**TEXT PROVIDED**

There were 51 overdose-related deaths in Nanaimo last year. If the tent city is to be held accountable for one fatal overdose that occurred within it, then the city of Nanaimo should be held responsible for the innumerable deaths within the homeless community prior to tent city. When someone dies of an overdose in profit-driven enterprises, like motels or hotels, the government does not shut down the business. When someone dies of an overdose in apartment buildings, the government does not evict all the other tenants and condemn the building. When someone dies of an overdose in hospital, we don’t shut down the hospital. Rather, we recognize the need for housing and other spaces that save lives.

The opioid crisis cannot be blamed on individual drug users or the communities that have banded together to save one another’s lives in the face of government-organized drug prohibition that has created mass death. Bellrena’s and countless other needless overdose deaths are the fault of a federal government that refuses to reform drug policy and decriminalize all drugs in Canada, a provincial government that creates barriers to accessing injectable opioid agonist therapy and prescription heroin, and a municipal government that time and time again has blocked the establishment of a supervised consumption site where people can safely use drugs.

Discontent City

Residents call for a peer-run overdose prevention site at DisconTent City

Three weeks after Bellrena’s death, residents and organizers of Discontent City have been heartbroken by another life lost to overdose. Tent city residents call on the Minister of Mental Health & Addictions, Judy Darcy, to bypass the City of Nanaimo Council and provide emergency funding for a fully-operational, peer-run Overdose Prevention Site (OPS) at Discontent City.

Prior to the tent city, peers in Nanaimo were running a pop-up site once a month on income assistance cheque days consisting of a tent with two tables, chairs, and a supply table along with surface disinfectant. Everybody running the site was trained in overdose response and how to use Naloxone. According to Kevin Donaghy, organizer with Discontent City and Alliance Against Displacement, “When Discontent City was established, running the pop-up site out of the tent city seemed like the logical thing to do.” He continues, “However, while it was okay on a temporary basis, the health resources were not enough to meet the needs of hundreds of people on a consistent ongoing basis.” Donaghy says that with Provincial funding, Discontent City leadership could pay peer workers a living wage to operate a peer-run, 24/7 Overdose Prevention Site at the tent city and stop all potential future overdose deaths.

**AIM OF THE EXERCISE**
Please answer these questions from the Discontent City text:
1. How many overdose-related deaths were there in Nanaimo last year?
2. Which minister do tent city residents call on to provide emergency funding?
3. On which days did peers run the pop-up site before the tent city existed?
The rows have nothing to do with the text.

**DATA TO EXAMINE**
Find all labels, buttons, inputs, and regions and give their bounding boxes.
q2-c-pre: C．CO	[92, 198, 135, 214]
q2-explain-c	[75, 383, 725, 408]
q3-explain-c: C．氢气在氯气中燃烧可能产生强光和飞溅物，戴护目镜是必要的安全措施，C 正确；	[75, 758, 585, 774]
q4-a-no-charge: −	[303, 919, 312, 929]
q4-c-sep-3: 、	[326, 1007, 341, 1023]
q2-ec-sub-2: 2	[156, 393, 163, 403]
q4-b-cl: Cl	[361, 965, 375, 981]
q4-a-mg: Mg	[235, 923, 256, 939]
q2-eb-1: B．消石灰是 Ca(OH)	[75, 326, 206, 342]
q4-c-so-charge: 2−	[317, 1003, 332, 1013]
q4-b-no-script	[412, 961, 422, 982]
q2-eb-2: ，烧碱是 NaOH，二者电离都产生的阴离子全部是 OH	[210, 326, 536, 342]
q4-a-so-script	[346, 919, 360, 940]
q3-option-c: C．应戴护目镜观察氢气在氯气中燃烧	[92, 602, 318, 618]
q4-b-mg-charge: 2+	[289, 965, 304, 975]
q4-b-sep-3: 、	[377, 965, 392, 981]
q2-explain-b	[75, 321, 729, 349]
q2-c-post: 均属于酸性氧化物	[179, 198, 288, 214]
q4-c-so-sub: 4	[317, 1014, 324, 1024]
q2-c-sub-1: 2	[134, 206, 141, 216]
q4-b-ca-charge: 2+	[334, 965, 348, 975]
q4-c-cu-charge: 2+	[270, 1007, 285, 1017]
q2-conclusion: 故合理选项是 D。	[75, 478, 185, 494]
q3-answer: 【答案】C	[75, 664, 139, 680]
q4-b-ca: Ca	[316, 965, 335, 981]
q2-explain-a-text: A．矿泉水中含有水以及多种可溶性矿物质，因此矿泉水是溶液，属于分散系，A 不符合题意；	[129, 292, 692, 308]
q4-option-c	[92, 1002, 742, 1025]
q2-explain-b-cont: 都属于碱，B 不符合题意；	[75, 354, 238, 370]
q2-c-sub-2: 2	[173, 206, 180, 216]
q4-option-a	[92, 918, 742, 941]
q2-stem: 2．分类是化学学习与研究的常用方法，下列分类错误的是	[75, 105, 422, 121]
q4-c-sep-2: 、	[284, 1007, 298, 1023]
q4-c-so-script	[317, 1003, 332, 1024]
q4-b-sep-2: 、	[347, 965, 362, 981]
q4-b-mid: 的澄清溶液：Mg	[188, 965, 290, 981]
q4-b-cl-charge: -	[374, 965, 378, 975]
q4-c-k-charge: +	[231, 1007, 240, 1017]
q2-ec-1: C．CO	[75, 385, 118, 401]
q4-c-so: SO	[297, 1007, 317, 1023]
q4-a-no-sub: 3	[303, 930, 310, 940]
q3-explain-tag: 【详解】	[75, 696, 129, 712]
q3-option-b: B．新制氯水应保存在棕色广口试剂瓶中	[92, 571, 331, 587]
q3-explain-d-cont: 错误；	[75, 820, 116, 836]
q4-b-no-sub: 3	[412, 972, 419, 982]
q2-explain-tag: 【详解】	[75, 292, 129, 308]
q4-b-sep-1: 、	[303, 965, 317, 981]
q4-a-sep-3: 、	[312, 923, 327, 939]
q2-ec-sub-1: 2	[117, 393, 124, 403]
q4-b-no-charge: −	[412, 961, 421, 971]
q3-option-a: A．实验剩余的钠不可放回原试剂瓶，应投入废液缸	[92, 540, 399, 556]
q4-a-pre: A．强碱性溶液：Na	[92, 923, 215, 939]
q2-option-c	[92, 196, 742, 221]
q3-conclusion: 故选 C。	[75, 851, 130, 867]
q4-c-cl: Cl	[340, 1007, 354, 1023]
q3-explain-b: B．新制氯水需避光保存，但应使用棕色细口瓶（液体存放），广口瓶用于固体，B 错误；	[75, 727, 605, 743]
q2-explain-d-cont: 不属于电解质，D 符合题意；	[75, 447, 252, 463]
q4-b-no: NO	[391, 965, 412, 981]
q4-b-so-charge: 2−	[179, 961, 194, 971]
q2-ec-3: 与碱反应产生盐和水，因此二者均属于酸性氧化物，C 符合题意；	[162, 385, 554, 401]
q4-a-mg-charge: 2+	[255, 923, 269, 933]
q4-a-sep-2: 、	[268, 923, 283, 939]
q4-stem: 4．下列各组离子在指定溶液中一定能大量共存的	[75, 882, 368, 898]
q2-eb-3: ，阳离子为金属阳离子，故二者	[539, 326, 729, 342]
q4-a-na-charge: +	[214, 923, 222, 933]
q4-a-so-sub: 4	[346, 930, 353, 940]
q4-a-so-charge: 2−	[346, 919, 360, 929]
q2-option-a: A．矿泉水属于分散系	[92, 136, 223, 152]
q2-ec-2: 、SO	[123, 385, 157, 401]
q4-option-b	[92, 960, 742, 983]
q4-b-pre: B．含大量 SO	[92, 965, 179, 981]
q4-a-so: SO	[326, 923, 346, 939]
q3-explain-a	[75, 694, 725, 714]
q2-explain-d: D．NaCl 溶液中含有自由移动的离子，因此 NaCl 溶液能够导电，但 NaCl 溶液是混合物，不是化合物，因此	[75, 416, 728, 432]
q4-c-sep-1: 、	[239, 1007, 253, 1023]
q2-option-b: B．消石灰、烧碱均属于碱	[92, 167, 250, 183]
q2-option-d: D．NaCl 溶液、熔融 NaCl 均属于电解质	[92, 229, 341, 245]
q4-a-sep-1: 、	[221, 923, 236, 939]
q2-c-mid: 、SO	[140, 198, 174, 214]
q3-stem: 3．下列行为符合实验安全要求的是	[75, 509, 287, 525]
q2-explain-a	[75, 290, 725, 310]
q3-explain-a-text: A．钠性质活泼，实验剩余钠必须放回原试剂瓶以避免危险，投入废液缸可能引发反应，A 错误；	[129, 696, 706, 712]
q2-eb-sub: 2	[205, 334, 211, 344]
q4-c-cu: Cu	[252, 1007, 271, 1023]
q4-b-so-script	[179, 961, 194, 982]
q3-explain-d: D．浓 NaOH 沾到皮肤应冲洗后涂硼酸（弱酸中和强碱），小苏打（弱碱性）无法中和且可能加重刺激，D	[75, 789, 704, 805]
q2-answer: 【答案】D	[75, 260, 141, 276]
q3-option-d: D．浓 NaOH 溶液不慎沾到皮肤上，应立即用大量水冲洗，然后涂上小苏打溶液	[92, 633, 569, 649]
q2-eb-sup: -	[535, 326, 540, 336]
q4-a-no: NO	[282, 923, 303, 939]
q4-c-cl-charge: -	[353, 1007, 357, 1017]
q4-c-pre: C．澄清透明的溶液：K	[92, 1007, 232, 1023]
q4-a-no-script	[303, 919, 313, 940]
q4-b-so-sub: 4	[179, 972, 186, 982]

**YOUR SOLUTION**
1. 51
2. Judy Darcy, the Minister of Mental Health & Addictions
3. Once a month, on income assistance cheque days